Exercise goal => Identify the line that contains "Enumerate this screenshot's" in the material. Output it and every line after it, unchanged, through the end.

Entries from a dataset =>
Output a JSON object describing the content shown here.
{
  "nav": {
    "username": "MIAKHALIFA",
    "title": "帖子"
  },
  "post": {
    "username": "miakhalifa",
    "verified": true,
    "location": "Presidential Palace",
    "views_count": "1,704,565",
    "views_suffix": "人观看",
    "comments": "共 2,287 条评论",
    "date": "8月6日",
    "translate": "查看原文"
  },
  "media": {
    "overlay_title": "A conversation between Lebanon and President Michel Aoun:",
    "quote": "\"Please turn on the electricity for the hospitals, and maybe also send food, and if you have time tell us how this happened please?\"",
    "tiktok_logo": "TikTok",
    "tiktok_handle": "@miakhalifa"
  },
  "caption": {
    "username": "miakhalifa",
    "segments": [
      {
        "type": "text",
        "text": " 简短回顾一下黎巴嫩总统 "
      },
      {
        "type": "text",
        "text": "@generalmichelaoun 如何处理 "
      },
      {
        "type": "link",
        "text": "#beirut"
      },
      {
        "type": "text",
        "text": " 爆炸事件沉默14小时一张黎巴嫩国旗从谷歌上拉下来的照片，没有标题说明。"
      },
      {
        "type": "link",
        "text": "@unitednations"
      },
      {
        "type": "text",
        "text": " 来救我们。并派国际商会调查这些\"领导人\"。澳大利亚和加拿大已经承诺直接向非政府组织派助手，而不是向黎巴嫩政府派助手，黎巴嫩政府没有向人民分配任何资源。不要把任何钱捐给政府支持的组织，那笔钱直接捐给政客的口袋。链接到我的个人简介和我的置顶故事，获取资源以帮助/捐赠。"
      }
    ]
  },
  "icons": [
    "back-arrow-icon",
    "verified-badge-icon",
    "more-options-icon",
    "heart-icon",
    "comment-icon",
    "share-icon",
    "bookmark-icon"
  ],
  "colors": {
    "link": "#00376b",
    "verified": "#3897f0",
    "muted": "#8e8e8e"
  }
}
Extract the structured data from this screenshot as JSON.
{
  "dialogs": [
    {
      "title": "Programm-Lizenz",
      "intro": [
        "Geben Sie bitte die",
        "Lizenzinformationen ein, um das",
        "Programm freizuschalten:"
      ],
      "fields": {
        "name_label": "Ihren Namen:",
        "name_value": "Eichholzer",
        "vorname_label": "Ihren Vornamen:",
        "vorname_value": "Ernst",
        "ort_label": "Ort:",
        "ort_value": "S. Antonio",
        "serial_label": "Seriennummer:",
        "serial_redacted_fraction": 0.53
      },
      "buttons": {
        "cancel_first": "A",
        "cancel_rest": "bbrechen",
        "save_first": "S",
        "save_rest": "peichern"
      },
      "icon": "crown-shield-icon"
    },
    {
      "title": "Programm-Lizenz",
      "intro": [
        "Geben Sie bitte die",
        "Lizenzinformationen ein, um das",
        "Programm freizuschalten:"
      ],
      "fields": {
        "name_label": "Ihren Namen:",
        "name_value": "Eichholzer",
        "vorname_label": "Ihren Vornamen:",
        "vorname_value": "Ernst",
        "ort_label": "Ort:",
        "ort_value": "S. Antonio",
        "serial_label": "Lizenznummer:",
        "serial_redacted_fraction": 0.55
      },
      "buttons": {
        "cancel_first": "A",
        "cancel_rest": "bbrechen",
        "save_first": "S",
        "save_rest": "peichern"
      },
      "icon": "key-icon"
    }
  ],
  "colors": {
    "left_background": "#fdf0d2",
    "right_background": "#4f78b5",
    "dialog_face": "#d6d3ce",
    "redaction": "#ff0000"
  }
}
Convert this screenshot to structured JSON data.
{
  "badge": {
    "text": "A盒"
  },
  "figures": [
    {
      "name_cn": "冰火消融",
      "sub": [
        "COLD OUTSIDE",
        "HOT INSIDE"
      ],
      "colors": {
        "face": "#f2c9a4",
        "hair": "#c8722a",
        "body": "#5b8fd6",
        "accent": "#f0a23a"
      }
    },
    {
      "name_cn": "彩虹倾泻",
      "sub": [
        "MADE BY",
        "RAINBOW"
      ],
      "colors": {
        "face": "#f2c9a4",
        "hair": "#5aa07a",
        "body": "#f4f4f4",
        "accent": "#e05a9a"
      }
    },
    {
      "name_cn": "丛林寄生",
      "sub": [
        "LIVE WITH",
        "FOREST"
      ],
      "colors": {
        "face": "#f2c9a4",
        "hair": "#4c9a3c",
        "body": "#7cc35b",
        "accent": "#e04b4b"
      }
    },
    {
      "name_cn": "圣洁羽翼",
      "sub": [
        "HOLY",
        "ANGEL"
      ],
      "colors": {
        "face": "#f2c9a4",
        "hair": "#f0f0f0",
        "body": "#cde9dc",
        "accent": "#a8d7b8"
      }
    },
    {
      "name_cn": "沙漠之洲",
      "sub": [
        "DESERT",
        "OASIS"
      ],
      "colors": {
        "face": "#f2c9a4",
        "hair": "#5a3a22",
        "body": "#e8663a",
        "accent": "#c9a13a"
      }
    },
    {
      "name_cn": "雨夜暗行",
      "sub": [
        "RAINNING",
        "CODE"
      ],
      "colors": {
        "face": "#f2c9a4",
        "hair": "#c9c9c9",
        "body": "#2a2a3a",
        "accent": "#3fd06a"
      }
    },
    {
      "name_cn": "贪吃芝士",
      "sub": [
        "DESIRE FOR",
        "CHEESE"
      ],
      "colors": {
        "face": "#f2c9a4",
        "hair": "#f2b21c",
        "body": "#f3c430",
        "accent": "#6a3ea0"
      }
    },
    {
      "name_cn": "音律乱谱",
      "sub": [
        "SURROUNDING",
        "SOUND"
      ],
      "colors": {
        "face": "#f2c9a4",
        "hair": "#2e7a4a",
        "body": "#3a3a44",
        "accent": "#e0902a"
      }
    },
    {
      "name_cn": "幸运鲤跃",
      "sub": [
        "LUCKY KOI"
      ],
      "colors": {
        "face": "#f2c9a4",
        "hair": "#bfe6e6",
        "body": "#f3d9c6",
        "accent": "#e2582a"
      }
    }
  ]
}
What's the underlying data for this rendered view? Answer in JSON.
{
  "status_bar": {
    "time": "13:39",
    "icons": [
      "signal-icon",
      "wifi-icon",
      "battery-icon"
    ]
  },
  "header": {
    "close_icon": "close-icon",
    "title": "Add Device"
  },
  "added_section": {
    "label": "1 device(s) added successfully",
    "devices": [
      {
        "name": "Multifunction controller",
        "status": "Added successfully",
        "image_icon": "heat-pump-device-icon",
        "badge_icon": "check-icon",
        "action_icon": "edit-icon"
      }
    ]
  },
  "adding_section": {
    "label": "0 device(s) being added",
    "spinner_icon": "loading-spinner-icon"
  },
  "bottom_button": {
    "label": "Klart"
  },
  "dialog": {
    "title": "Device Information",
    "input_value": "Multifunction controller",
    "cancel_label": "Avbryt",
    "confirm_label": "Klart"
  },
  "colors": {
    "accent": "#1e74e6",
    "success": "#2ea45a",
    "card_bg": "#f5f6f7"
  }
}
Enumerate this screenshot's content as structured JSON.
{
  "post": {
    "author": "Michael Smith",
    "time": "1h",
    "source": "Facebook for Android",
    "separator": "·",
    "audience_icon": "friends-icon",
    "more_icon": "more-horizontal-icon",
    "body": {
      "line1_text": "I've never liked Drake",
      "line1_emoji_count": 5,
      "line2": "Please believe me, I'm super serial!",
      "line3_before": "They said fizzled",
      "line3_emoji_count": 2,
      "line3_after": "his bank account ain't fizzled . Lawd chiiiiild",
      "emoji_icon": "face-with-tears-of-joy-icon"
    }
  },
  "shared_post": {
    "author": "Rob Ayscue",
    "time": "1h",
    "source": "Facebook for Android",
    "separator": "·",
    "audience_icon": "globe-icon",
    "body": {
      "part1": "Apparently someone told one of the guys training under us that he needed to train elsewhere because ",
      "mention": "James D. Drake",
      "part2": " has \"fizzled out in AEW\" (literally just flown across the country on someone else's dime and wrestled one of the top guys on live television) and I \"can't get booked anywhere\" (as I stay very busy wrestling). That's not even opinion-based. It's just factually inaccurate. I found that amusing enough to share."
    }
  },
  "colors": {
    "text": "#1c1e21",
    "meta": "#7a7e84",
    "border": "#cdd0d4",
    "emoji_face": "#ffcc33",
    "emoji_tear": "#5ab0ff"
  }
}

Exercise answer =>
Enumerate this screenshot's content as structured JSON.
{
  "post": {
    "author": "Michael Smith",
    "time": "1h",
    "source": "Facebook for Android",
    "separator": "·",
    "audience_icon": "friends-icon",
    "more_icon": "more-horizontal-icon",
    "body": {
      "line1_text": "I've never liked Drake",
      "line1_emoji_count": 5,
      "line2": "Please believe me, I'm super serial!",
      "line3_before": "They said fizzled",
      "line3_emoji_count": 2,
      "line3_after": "his bank account ain't fizzled . Lawd chiiiiild",
      "emoji_icon": "face-with-tears-of-joy-icon"
    }
  },
  "shared_post": {
    "author": "Rob Ayscue",
    "time": "1h",
    "source": "Facebook for Android",
    "separator": "·",
    "audience_icon": "globe-icon",
    "body": {
      "part1": "Apparently someone told one of the guys training under us that he needed to train elsewhere because ",
      "mention": "James D. Drake",
      "part2": " has \"fizzled out in AEW\" (literally just flown across the country on someone else's dime and wrestled one of the top guys on live television) and I \"can't get booked anywhere\" (as I stay very busy wrestling). That's not even opinion-based. It's just factually inaccurate. I found that amusing enough to share."
    }
  },
  "colors": {
    "text": "#1c1e21",
    "meta": "#7a7e84",
    "border": "#cdd0d4",
    "emoji_face": "#ffcc33",
    "emoji_tear": "#5ab0ff"
  }
}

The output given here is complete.